→ Exercise instructions
Please report every line from the material that contains the word "meeting".
* * * * *
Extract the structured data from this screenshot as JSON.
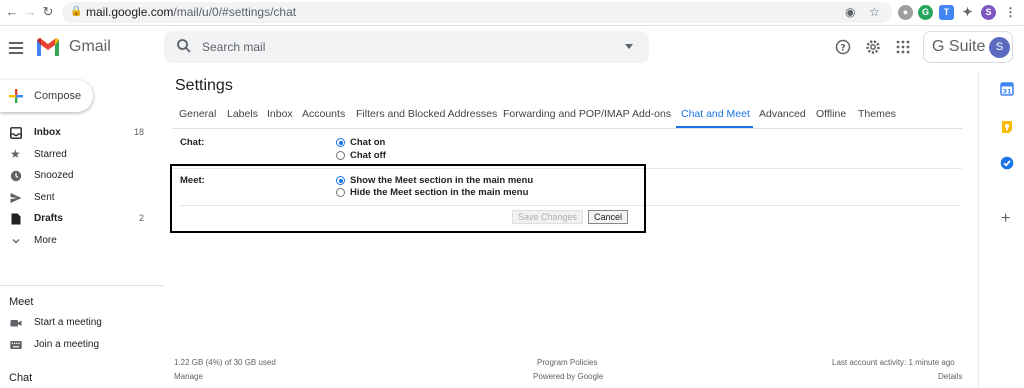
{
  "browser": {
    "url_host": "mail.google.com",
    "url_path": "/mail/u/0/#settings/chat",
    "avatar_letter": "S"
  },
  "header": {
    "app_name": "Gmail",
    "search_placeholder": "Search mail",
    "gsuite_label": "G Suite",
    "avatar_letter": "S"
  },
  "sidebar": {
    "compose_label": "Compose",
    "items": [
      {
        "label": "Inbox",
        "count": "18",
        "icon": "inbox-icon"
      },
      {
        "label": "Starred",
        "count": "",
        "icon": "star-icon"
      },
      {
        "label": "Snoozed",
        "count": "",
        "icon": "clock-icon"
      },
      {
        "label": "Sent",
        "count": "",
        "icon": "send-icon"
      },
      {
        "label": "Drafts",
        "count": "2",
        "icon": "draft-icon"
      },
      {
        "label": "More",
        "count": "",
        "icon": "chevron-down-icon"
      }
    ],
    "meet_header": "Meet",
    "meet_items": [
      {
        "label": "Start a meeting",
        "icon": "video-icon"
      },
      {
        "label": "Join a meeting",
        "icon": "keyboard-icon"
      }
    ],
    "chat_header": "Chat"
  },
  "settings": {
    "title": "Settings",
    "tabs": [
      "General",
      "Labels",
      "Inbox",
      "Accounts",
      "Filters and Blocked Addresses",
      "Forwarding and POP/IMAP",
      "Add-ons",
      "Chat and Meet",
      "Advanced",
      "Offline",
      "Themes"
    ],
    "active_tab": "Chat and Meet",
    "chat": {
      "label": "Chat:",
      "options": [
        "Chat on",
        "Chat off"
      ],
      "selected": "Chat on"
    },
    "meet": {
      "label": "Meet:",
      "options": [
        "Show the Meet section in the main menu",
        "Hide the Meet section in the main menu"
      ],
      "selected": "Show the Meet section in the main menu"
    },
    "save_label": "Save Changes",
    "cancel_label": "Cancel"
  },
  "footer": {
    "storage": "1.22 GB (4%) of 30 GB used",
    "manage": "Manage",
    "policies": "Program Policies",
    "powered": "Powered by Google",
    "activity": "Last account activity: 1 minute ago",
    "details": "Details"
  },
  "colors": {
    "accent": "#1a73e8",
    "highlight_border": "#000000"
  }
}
* * * * *
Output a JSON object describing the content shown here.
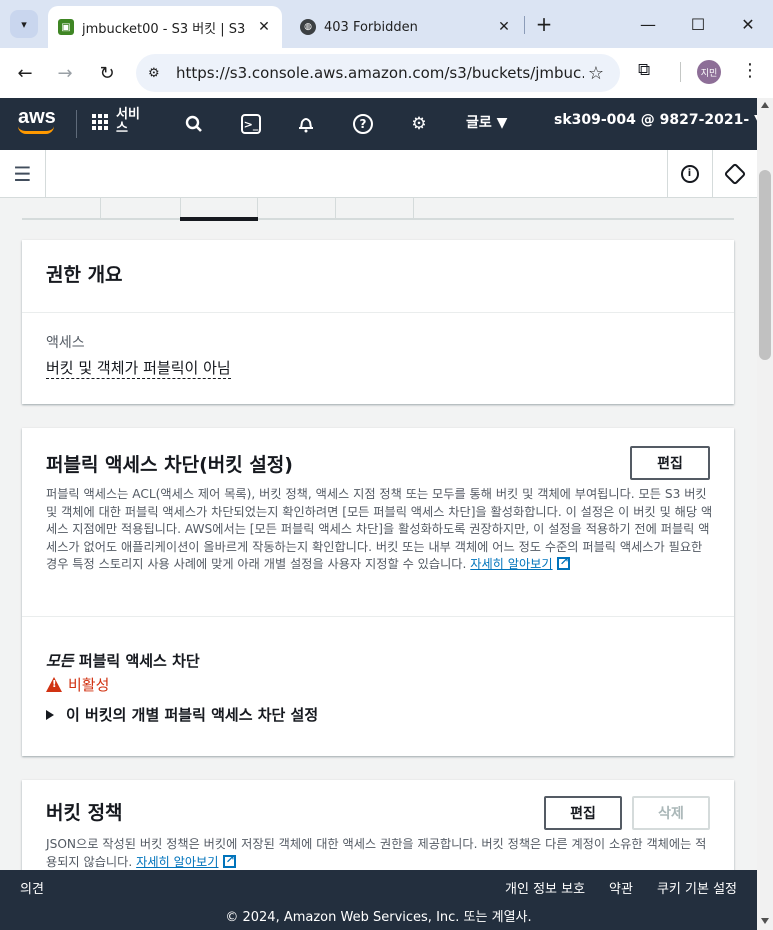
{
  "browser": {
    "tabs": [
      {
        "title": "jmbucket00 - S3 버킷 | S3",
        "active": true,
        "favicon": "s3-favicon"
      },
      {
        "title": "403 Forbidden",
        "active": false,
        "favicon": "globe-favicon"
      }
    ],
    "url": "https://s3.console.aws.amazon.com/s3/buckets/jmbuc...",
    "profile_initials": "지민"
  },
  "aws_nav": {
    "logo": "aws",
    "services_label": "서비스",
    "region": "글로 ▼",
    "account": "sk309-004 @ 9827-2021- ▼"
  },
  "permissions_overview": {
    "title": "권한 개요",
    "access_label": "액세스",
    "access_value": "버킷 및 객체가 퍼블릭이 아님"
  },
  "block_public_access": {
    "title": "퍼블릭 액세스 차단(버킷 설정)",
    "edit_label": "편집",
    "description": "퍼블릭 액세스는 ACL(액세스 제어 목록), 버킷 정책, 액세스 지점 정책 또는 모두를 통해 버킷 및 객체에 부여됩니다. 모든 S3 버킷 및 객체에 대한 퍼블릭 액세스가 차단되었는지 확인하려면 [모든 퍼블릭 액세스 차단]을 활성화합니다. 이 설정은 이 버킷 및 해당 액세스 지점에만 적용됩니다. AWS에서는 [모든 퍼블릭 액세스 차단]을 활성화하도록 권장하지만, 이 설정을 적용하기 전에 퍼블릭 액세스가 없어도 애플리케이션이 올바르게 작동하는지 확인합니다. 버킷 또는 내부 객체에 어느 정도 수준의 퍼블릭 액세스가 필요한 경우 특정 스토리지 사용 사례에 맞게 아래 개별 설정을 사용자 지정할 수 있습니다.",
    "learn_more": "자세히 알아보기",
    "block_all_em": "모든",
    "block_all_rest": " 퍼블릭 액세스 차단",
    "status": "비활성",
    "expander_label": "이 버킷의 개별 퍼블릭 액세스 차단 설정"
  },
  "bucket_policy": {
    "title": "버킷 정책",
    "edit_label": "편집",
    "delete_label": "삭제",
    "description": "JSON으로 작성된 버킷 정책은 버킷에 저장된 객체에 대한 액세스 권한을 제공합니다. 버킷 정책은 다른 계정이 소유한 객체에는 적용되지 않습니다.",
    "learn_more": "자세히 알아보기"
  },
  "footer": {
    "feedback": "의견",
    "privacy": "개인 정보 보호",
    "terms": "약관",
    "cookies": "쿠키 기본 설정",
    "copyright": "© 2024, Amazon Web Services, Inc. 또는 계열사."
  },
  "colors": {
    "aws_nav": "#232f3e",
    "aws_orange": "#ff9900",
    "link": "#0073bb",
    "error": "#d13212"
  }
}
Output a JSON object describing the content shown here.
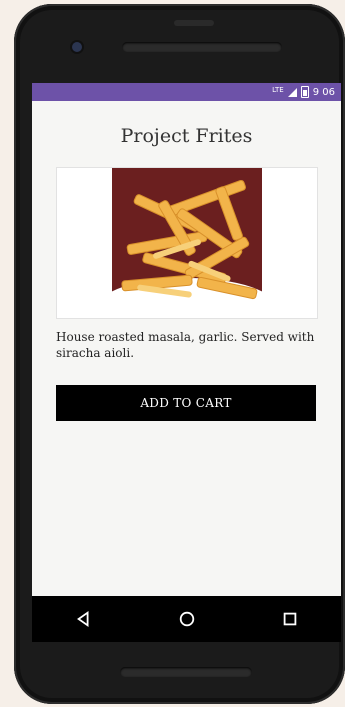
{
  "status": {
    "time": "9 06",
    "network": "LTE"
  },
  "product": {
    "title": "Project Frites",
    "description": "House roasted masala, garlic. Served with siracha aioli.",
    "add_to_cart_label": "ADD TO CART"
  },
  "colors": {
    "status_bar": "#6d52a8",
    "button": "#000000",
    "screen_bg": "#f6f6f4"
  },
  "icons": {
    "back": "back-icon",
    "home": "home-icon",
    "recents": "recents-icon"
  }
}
* * * * *
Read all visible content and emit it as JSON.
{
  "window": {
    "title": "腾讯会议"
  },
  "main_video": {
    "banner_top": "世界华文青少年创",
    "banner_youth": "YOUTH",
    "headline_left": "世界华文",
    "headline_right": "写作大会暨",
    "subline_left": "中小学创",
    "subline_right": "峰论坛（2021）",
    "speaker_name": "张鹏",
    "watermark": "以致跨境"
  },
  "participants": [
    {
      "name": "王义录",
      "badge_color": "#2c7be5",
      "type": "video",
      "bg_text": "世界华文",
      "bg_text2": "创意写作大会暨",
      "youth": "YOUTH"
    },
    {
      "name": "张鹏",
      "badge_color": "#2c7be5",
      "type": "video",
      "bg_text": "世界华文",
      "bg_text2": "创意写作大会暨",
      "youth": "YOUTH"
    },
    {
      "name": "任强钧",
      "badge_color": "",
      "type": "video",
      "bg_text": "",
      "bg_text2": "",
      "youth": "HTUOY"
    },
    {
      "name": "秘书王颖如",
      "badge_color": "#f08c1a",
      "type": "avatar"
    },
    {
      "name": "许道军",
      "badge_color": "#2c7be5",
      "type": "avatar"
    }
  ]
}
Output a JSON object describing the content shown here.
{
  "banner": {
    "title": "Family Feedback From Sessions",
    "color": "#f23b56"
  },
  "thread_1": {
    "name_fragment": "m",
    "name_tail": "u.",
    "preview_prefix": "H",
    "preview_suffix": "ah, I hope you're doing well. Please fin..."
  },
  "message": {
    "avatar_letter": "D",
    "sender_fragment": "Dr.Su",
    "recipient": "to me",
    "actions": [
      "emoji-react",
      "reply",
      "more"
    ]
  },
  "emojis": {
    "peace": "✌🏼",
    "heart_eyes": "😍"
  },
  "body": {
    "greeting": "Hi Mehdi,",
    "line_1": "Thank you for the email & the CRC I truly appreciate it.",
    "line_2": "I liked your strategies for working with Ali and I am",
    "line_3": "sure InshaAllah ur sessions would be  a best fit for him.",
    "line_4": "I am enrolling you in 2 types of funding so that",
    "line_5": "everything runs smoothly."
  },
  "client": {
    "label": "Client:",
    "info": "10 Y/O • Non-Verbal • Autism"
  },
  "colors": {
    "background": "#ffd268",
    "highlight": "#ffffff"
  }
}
* * * * *
→ The completed task
        "label": "Start a meeting",
        "label": "Join a meeting",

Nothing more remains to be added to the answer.